++++ Records to use
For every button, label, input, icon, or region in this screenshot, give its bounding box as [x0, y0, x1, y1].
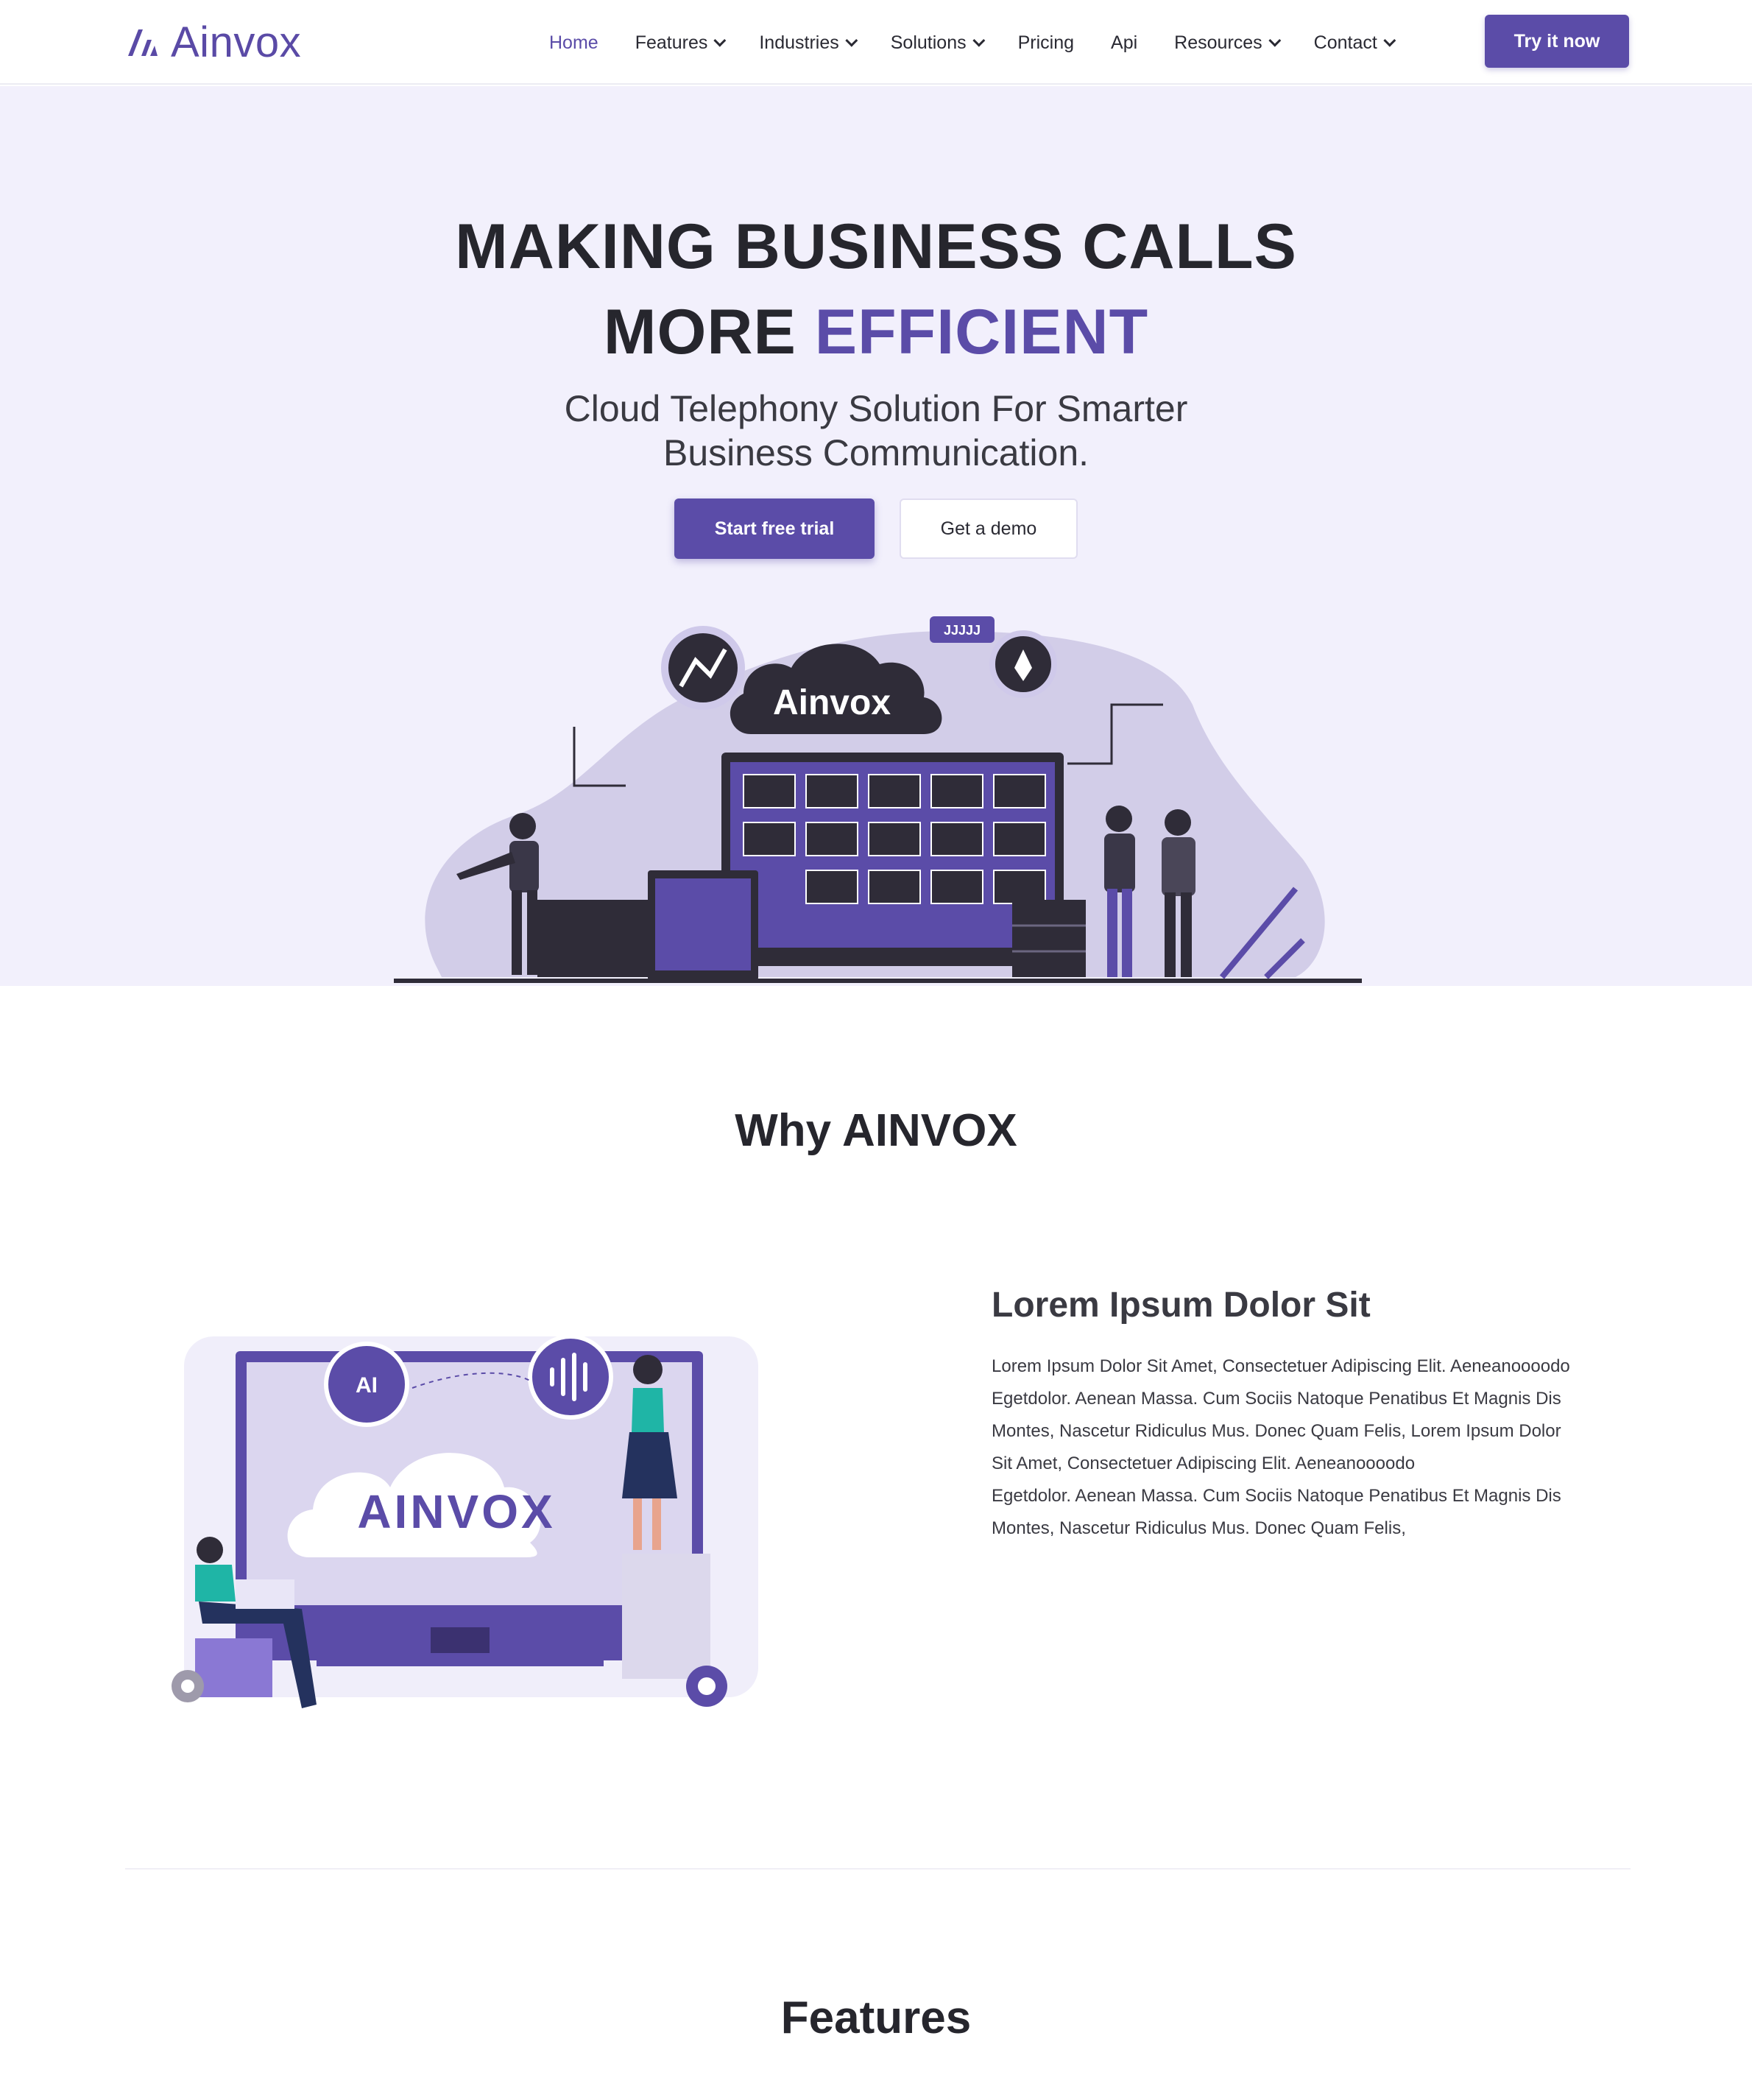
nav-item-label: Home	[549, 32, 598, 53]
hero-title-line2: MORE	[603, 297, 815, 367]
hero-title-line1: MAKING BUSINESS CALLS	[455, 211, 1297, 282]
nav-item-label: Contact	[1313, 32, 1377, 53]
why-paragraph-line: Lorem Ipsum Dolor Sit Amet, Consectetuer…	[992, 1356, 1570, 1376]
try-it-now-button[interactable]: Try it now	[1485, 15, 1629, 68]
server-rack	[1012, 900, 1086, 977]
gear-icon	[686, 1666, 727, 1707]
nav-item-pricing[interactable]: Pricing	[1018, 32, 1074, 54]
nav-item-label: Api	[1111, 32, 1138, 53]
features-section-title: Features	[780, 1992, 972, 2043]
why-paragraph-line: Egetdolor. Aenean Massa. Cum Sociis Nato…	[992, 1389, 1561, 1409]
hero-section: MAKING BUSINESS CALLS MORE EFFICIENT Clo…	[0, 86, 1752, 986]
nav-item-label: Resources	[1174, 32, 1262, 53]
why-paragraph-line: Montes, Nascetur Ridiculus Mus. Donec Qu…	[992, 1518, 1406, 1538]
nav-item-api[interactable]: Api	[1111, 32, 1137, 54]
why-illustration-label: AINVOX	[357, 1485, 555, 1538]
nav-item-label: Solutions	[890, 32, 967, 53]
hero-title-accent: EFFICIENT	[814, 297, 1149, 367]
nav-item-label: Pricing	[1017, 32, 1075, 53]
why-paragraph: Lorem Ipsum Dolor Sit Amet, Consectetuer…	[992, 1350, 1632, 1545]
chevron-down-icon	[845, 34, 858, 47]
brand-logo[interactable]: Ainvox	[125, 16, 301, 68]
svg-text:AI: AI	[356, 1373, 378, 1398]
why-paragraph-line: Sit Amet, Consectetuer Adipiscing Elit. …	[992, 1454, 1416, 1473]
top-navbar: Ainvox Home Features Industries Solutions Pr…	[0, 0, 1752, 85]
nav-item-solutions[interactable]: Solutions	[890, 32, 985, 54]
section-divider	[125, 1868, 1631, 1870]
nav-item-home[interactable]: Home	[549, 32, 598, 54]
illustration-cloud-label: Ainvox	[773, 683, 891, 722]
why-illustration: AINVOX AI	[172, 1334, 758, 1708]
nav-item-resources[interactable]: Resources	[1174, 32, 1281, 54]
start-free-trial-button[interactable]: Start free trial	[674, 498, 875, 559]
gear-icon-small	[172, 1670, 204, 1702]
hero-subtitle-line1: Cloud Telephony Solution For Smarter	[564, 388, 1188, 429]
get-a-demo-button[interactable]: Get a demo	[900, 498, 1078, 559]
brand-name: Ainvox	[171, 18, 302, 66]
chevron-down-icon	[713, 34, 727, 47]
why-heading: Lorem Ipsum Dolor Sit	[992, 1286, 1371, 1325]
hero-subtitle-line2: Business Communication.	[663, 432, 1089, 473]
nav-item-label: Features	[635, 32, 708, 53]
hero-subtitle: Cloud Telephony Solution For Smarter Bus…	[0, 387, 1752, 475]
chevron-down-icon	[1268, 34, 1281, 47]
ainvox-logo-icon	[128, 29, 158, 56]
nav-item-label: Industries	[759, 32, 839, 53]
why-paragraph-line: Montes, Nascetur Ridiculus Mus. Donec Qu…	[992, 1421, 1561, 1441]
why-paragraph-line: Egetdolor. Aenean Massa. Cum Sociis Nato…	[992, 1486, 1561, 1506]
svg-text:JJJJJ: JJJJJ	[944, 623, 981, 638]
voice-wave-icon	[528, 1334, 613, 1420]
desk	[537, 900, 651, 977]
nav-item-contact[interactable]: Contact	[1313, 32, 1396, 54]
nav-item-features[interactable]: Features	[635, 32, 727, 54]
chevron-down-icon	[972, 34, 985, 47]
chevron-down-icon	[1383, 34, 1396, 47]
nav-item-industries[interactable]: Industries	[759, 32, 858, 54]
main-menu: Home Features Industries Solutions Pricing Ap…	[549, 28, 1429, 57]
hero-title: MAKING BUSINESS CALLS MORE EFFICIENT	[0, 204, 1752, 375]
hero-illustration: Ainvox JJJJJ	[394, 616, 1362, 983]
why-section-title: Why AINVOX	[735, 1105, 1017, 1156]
++++++++
++++ Records to use
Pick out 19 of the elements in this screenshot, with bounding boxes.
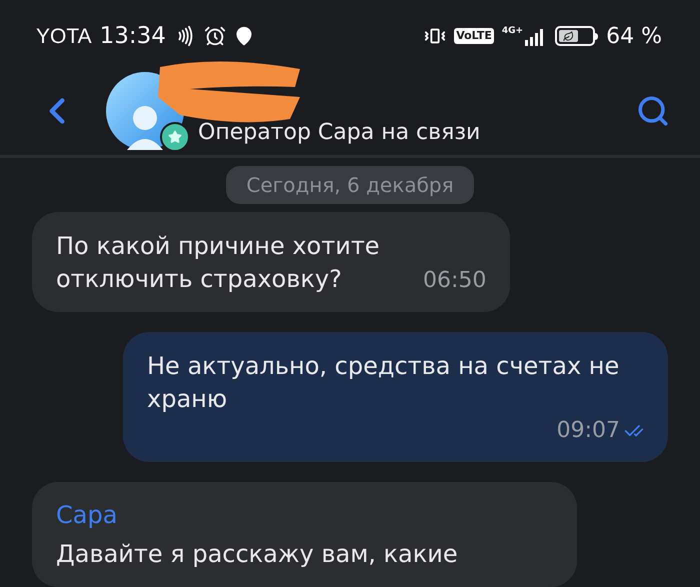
++++++++
*What to work on:* Set down the data exactly, starting with the line that contains "For every button, label, input, icon, or" and going on through the line that contains "32, 1377, 53]", both lines included. Leave the pictures out of the answer.

*Reply to the task:*
For every button, label, input, icon, or region in this screenshot, give its bounding box as [x0, y0, x1, y1].
nav-item-label: Home	[549, 32, 598, 53]
hero-title-line2: MORE	[603, 297, 815, 367]
hero-title-line1: MAKING BUSINESS CALLS	[455, 211, 1297, 282]
nav-item-label: Contact	[1313, 32, 1377, 53]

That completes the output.